• EXERCISE DIRECTIONS:
Find all lines in the listing that include the word "Show", then copy them.

• Part of a data file:
□ □ □ □

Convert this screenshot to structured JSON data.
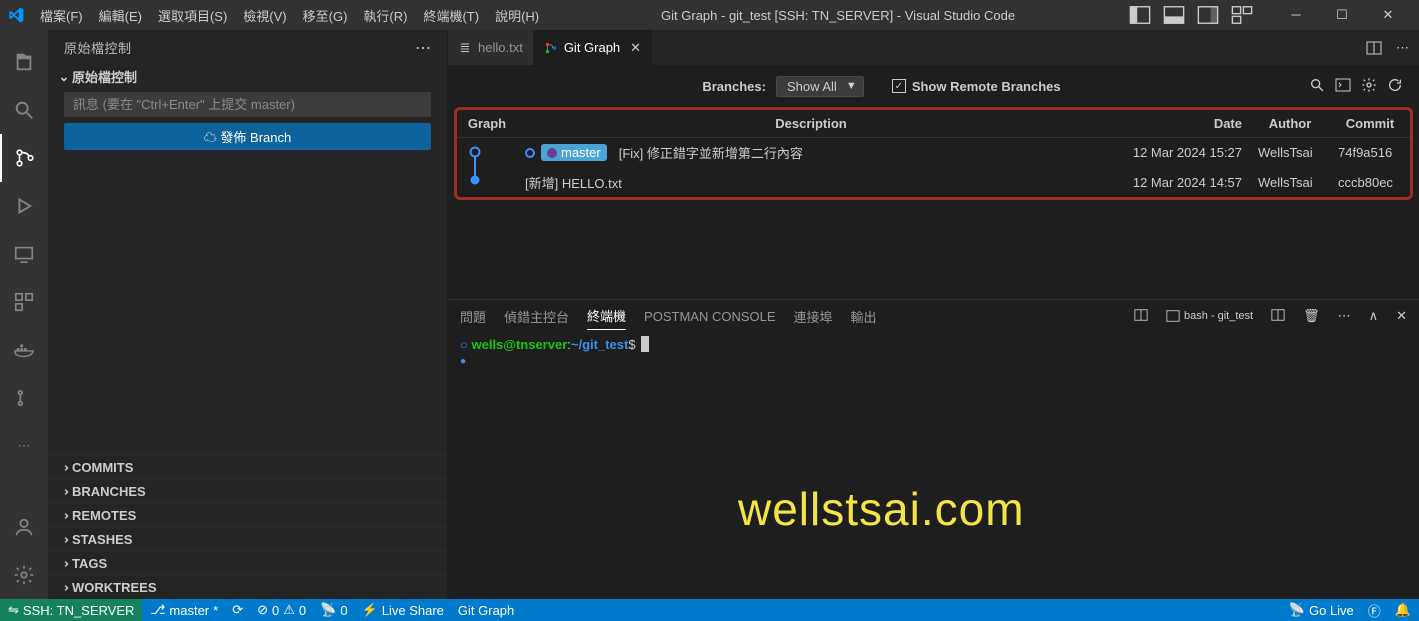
{
  "titlebar": {
    "menu": [
      "檔案(F)",
      "編輯(E)",
      "選取項目(S)",
      "檢視(V)",
      "移至(G)",
      "執行(R)",
      "終端機(T)",
      "說明(H)"
    ],
    "title": "Git Graph - git_test [SSH: TN_SERVER] - Visual Studio Code"
  },
  "sidebar": {
    "header": "原始檔控制",
    "section": "原始檔控制",
    "msg_placeholder": "訊息 (要在 \"Ctrl+Enter\" 上提交 master)",
    "publish_label": "發佈 Branch",
    "bottom_sections": [
      "COMMITS",
      "BRANCHES",
      "REMOTES",
      "STASHES",
      "TAGS",
      "WORKTREES"
    ]
  },
  "tabs": {
    "file_tab": "hello.txt",
    "gitgraph_tab": "Git Graph"
  },
  "gitgraph": {
    "branches_label": "Branches:",
    "branches_value": "Show All",
    "remote_check_label": "Show Remote Branches",
    "columns": {
      "graph": "Graph",
      "description": "Description",
      "date": "Date",
      "author": "Author",
      "commit": "Commit"
    },
    "rows": [
      {
        "branch_tag": "master",
        "desc": "[Fix] 修正錯字並新增第二行內容",
        "date": "12 Mar 2024 15:27",
        "author": "WellsTsai",
        "commit": "74f9a516",
        "head": true
      },
      {
        "desc": "[新增] HELLO.txt",
        "date": "12 Mar 2024 14:57",
        "author": "WellsTsai",
        "commit": "cccb80ec",
        "head": false
      }
    ]
  },
  "panel": {
    "tabs": [
      "問題",
      "偵錯主控台",
      "終端機",
      "POSTMAN CONSOLE",
      "連接埠",
      "輸出"
    ],
    "shell_label": "bash - git_test",
    "prompt_user": "wells@tnserver",
    "prompt_sep": ":",
    "prompt_path": "~/git_test",
    "prompt_end": "$",
    "watermark": "wellstsai.com"
  },
  "statusbar": {
    "remote": "SSH: TN_SERVER",
    "branch": "master",
    "sync": "",
    "errors": "0",
    "warnings": "0",
    "ports": "0",
    "liveshare": "Live Share",
    "gitgraph": "Git Graph",
    "golive": "Go Live"
  }
}
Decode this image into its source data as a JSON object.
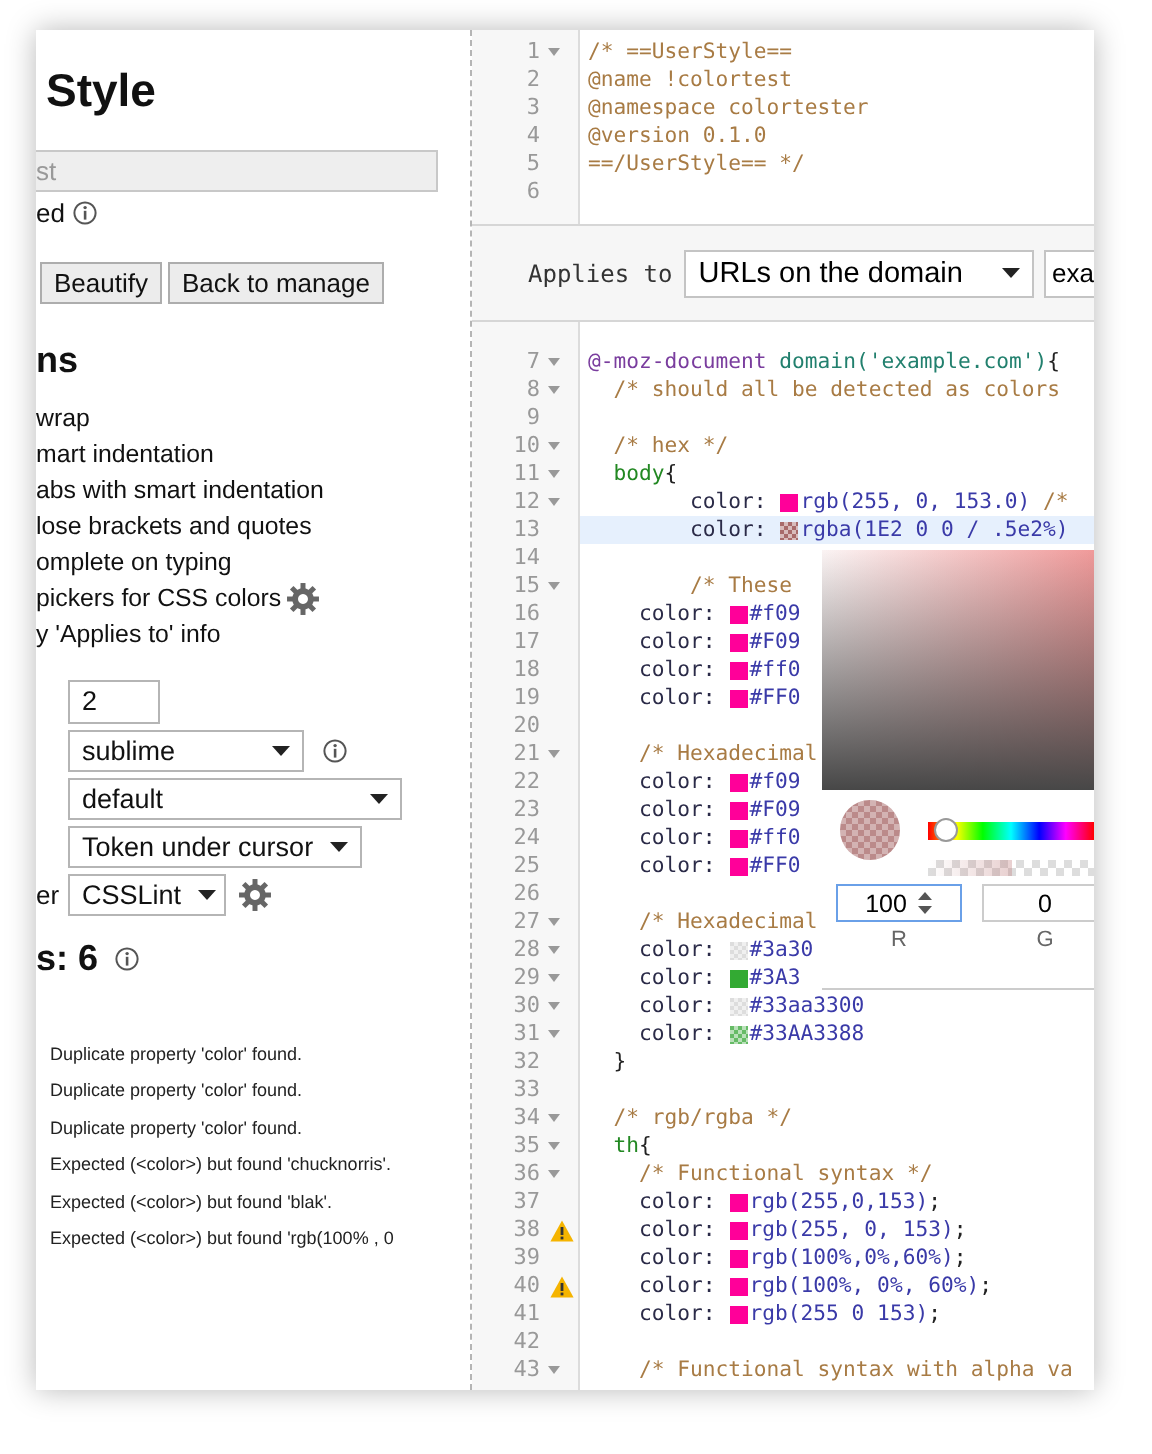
{
  "left_panel": {
    "title": "Style",
    "name_field": {
      "placeholder": "st"
    },
    "enabled": {
      "label": "ed",
      "info": true
    },
    "buttons": [
      {
        "label": "Beautify"
      },
      {
        "label": "Back to manage"
      }
    ],
    "options_heading": "ns",
    "options": [
      {
        "label": "wrap",
        "settings": false
      },
      {
        "label": "mart indentation",
        "settings": false
      },
      {
        "label": "abs with smart indentation",
        "settings": false
      },
      {
        "label": "lose brackets and quotes",
        "settings": false
      },
      {
        "label": "omplete on typing",
        "settings": false
      },
      {
        "label": "pickers for CSS colors",
        "settings": true
      },
      {
        "label": "y 'Applies to' info",
        "settings": false
      }
    ],
    "editor_settings": [
      {
        "kind": "input",
        "value": "2"
      },
      {
        "kind": "select",
        "value": "sublime",
        "info": true,
        "settings": false
      },
      {
        "kind": "select",
        "value": "default",
        "info": false,
        "settings": false
      },
      {
        "kind": "select",
        "value": "Token under cursor",
        "info": false,
        "settings": false
      },
      {
        "kind": "select",
        "label": "er",
        "value": "CSSLint",
        "info": false,
        "settings": true
      }
    ],
    "issues": {
      "heading": "s: 6",
      "info": true,
      "items": [
        "Duplicate property 'color' found.",
        "Duplicate property 'color' found.",
        "Duplicate property 'color' found.",
        "Expected (<color>) but found 'chucknorris'.",
        "Expected (<color>) but found 'blak'.",
        "Expected (<color>) but found 'rgb(100% , 0"
      ]
    }
  },
  "editor": {
    "header_lines": [
      {
        "number": "1",
        "fold": true,
        "warning": false,
        "active": false,
        "tokens": [
          {
            "kind": "comment",
            "text": "/* ==UserStyle=="
          }
        ]
      },
      {
        "number": "2",
        "fold": false,
        "warning": false,
        "active": false,
        "tokens": [
          {
            "kind": "comment",
            "text": "@name !colortest"
          }
        ]
      },
      {
        "number": "3",
        "fold": false,
        "warning": false,
        "active": false,
        "tokens": [
          {
            "kind": "comment",
            "text": "@namespace colortester"
          }
        ]
      },
      {
        "number": "4",
        "fold": false,
        "warning": false,
        "active": false,
        "tokens": [
          {
            "kind": "comment",
            "text": "@version 0.1.0"
          }
        ]
      },
      {
        "number": "5",
        "fold": false,
        "warning": false,
        "active": false,
        "tokens": [
          {
            "kind": "comment",
            "text": "==/UserStyle== */"
          }
        ]
      },
      {
        "number": "6",
        "fold": false,
        "warning": false,
        "active": false
      }
    ],
    "applies_to": {
      "label": "Applies to",
      "type": "URLs on the domain",
      "value": "exa"
    },
    "lines": [
      {
        "number": "7",
        "fold": true,
        "warning": false,
        "active": false,
        "tokens": [
          {
            "kind": "keyword",
            "text": "@-moz-document"
          },
          {
            "kind": "function",
            "text": " domain('example.com')"
          },
          {
            "kind": "plain",
            "text": "{"
          }
        ]
      },
      {
        "number": "8",
        "fold": true,
        "warning": false,
        "active": false,
        "tokens": [
          {
            "kind": "comment",
            "text": "  /* should all be detected as colors"
          }
        ]
      },
      {
        "number": "9",
        "fold": false,
        "warning": false,
        "active": false
      },
      {
        "number": "10",
        "fold": true,
        "warning": false,
        "active": false,
        "tokens": [
          {
            "kind": "comment",
            "text": "  /* hex */"
          }
        ]
      },
      {
        "number": "11",
        "fold": true,
        "warning": false,
        "active": false,
        "tokens": [
          {
            "kind": "tag",
            "text": "  body"
          },
          {
            "kind": "plain",
            "text": "{"
          }
        ]
      },
      {
        "number": "12",
        "fold": true,
        "warning": false,
        "active": false,
        "tokens": [
          {
            "kind": "property",
            "text": "        color:"
          },
          {
            "kind": "swatch",
            "color": "#ff0099",
            "checkered": false
          },
          {
            "kind": "atom",
            "text": "rgb(255, 0, 153.0)"
          },
          {
            "kind": "comment",
            "text": " /*"
          }
        ]
      },
      {
        "number": "13",
        "fold": false,
        "warning": false,
        "active": true,
        "tokens": [
          {
            "kind": "property",
            "text": "        color:"
          },
          {
            "kind": "swatch",
            "color": "#a86b6b",
            "checkered": true
          },
          {
            "kind": "atom",
            "text": "rgba(1E2 0 0 / .5e2%)"
          }
        ]
      },
      {
        "number": "14",
        "fold": false,
        "warning": false,
        "active": false
      },
      {
        "number": "15",
        "fold": true,
        "warning": false,
        "active": false,
        "tokens": [
          {
            "kind": "comment",
            "text": "        /* These"
          }
        ]
      },
      {
        "number": "16",
        "fold": false,
        "warning": false,
        "active": false,
        "tokens": [
          {
            "kind": "property",
            "text": "    color:"
          },
          {
            "kind": "swatch",
            "color": "#ff0099",
            "checkered": false
          },
          {
            "kind": "atom",
            "text": "#f09"
          }
        ]
      },
      {
        "number": "17",
        "fold": false,
        "warning": false,
        "active": false,
        "tokens": [
          {
            "kind": "property",
            "text": "    color:"
          },
          {
            "kind": "swatch",
            "color": "#ff0099",
            "checkered": false
          },
          {
            "kind": "atom",
            "text": "#F09"
          }
        ]
      },
      {
        "number": "18",
        "fold": false,
        "warning": false,
        "active": false,
        "tokens": [
          {
            "kind": "property",
            "text": "    color:"
          },
          {
            "kind": "swatch",
            "color": "#ff0099",
            "checkered": false
          },
          {
            "kind": "atom",
            "text": "#ff0"
          }
        ]
      },
      {
        "number": "19",
        "fold": false,
        "warning": false,
        "active": false,
        "tokens": [
          {
            "kind": "property",
            "text": "    color:"
          },
          {
            "kind": "swatch",
            "color": "#ff0099",
            "checkered": false
          },
          {
            "kind": "atom",
            "text": "#FF0"
          }
        ]
      },
      {
        "number": "20",
        "fold": false,
        "warning": false,
        "active": false
      },
      {
        "number": "21",
        "fold": true,
        "warning": false,
        "active": false,
        "tokens": [
          {
            "kind": "comment",
            "text": "    /* Hexadecimal"
          }
        ]
      },
      {
        "number": "22",
        "fold": false,
        "warning": false,
        "active": false,
        "tokens": [
          {
            "kind": "property",
            "text": "    color:"
          },
          {
            "kind": "swatch",
            "color": "#ff0099",
            "checkered": false
          },
          {
            "kind": "atom",
            "text": "#f09"
          }
        ]
      },
      {
        "number": "23",
        "fold": false,
        "warning": false,
        "active": false,
        "tokens": [
          {
            "kind": "property",
            "text": "    color:"
          },
          {
            "kind": "swatch",
            "color": "#ff0099",
            "checkered": false
          },
          {
            "kind": "atom",
            "text": "#F09"
          }
        ]
      },
      {
        "number": "24",
        "fold": false,
        "warning": false,
        "active": false,
        "tokens": [
          {
            "kind": "property",
            "text": "    color:"
          },
          {
            "kind": "swatch",
            "color": "#ff0099",
            "checkered": false
          },
          {
            "kind": "atom",
            "text": "#ff0"
          }
        ]
      },
      {
        "number": "25",
        "fold": false,
        "warning": false,
        "active": false,
        "tokens": [
          {
            "kind": "property",
            "text": "    color:"
          },
          {
            "kind": "swatch",
            "color": "#ff0099",
            "checkered": false
          },
          {
            "kind": "atom",
            "text": "#FF0"
          }
        ]
      },
      {
        "number": "26",
        "fold": false,
        "warning": false,
        "active": false
      },
      {
        "number": "27",
        "fold": true,
        "warning": false,
        "active": false,
        "tokens": [
          {
            "kind": "comment",
            "text": "    /* Hexadecimal"
          }
        ]
      },
      {
        "number": "28",
        "fold": true,
        "warning": false,
        "active": false,
        "tokens": [
          {
            "kind": "property",
            "text": "    color:"
          },
          {
            "kind": "swatch",
            "color": "#dddddd",
            "checkered": true
          },
          {
            "kind": "atom",
            "text": "#3a30"
          }
        ]
      },
      {
        "number": "29",
        "fold": true,
        "warning": false,
        "active": false,
        "tokens": [
          {
            "kind": "property",
            "text": "    color:"
          },
          {
            "kind": "swatch",
            "color": "#33aa33",
            "checkered": false
          },
          {
            "kind": "atom",
            "text": "#3A3"
          }
        ]
      },
      {
        "number": "30",
        "fold": true,
        "warning": false,
        "active": false,
        "tokens": [
          {
            "kind": "property",
            "text": "    color:"
          },
          {
            "kind": "swatch",
            "color": "#dddddd",
            "checkered": true
          },
          {
            "kind": "atom",
            "text": "#33aa3300"
          }
        ]
      },
      {
        "number": "31",
        "fold": true,
        "warning": false,
        "active": false,
        "tokens": [
          {
            "kind": "property",
            "text": "    color:"
          },
          {
            "kind": "swatch",
            "color": "#66bb66",
            "checkered": true
          },
          {
            "kind": "atom",
            "text": "#33AA3388"
          }
        ]
      },
      {
        "number": "32",
        "fold": false,
        "warning": false,
        "active": false,
        "tokens": [
          {
            "kind": "plain",
            "text": "  }"
          }
        ]
      },
      {
        "number": "33",
        "fold": false,
        "warning": false,
        "active": false
      },
      {
        "number": "34",
        "fold": true,
        "warning": false,
        "active": false,
        "tokens": [
          {
            "kind": "comment",
            "text": "  /* rgb/rgba */"
          }
        ]
      },
      {
        "number": "35",
        "fold": true,
        "warning": false,
        "active": false,
        "tokens": [
          {
            "kind": "tag",
            "text": "  th"
          },
          {
            "kind": "plain",
            "text": "{"
          }
        ]
      },
      {
        "number": "36",
        "fold": true,
        "warning": false,
        "active": false,
        "tokens": [
          {
            "kind": "comment",
            "text": "    /* Functional syntax */"
          }
        ]
      },
      {
        "number": "37",
        "fold": false,
        "warning": false,
        "active": false,
        "tokens": [
          {
            "kind": "property",
            "text": "    color:"
          },
          {
            "kind": "swatch",
            "color": "#ff0099",
            "checkered": false
          },
          {
            "kind": "atom",
            "text": "rgb(255,0,153)"
          },
          {
            "kind": "plain",
            "text": ";"
          }
        ]
      },
      {
        "number": "38",
        "fold": false,
        "warning": true,
        "active": false,
        "tokens": [
          {
            "kind": "property",
            "text": "    color:"
          },
          {
            "kind": "swatch",
            "color": "#ff0099",
            "checkered": false
          },
          {
            "kind": "atom",
            "text": "rgb(255, 0, 153)"
          },
          {
            "kind": "plain",
            "text": ";"
          }
        ]
      },
      {
        "number": "39",
        "fold": false,
        "warning": false,
        "active": false,
        "tokens": [
          {
            "kind": "property",
            "text": "    color:"
          },
          {
            "kind": "swatch",
            "color": "#ff0099",
            "checkered": false
          },
          {
            "kind": "atom",
            "text": "rgb(100%,0%,60%)"
          },
          {
            "kind": "plain",
            "text": ";"
          }
        ]
      },
      {
        "number": "40",
        "fold": false,
        "warning": true,
        "active": false,
        "tokens": [
          {
            "kind": "property",
            "text": "    color:"
          },
          {
            "kind": "swatch",
            "color": "#ff0099",
            "checkered": false
          },
          {
            "kind": "atom",
            "text": "rgb(100%, 0%, 60%)"
          },
          {
            "kind": "plain",
            "text": ";"
          }
        ]
      },
      {
        "number": "41",
        "fold": false,
        "warning": false,
        "active": false,
        "tokens": [
          {
            "kind": "property",
            "text": "    color:"
          },
          {
            "kind": "swatch",
            "color": "#ff0099",
            "checkered": false
          },
          {
            "kind": "atom",
            "text": "rgb(255 0 153)"
          },
          {
            "kind": "plain",
            "text": ";"
          }
        ]
      },
      {
        "number": "42",
        "fold": false,
        "warning": false,
        "active": false
      },
      {
        "number": "43",
        "fold": true,
        "warning": false,
        "active": false,
        "tokens": [
          {
            "kind": "comment",
            "text": "    /* Functional syntax with alpha va"
          }
        ]
      }
    ],
    "color_picker": {
      "hue": {
        "level": 0
      },
      "opacity": {
        "level": 0.5
      },
      "fields": [
        {
          "label": "R",
          "value": "100",
          "focused": true
        },
        {
          "label": "G",
          "value": "0",
          "focused": false
        }
      ]
    }
  }
}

□ □ □ □

• TASK OUTPUT:
    "branches_value": "Show All",
    "remote_check_label": "Show Remote Branches",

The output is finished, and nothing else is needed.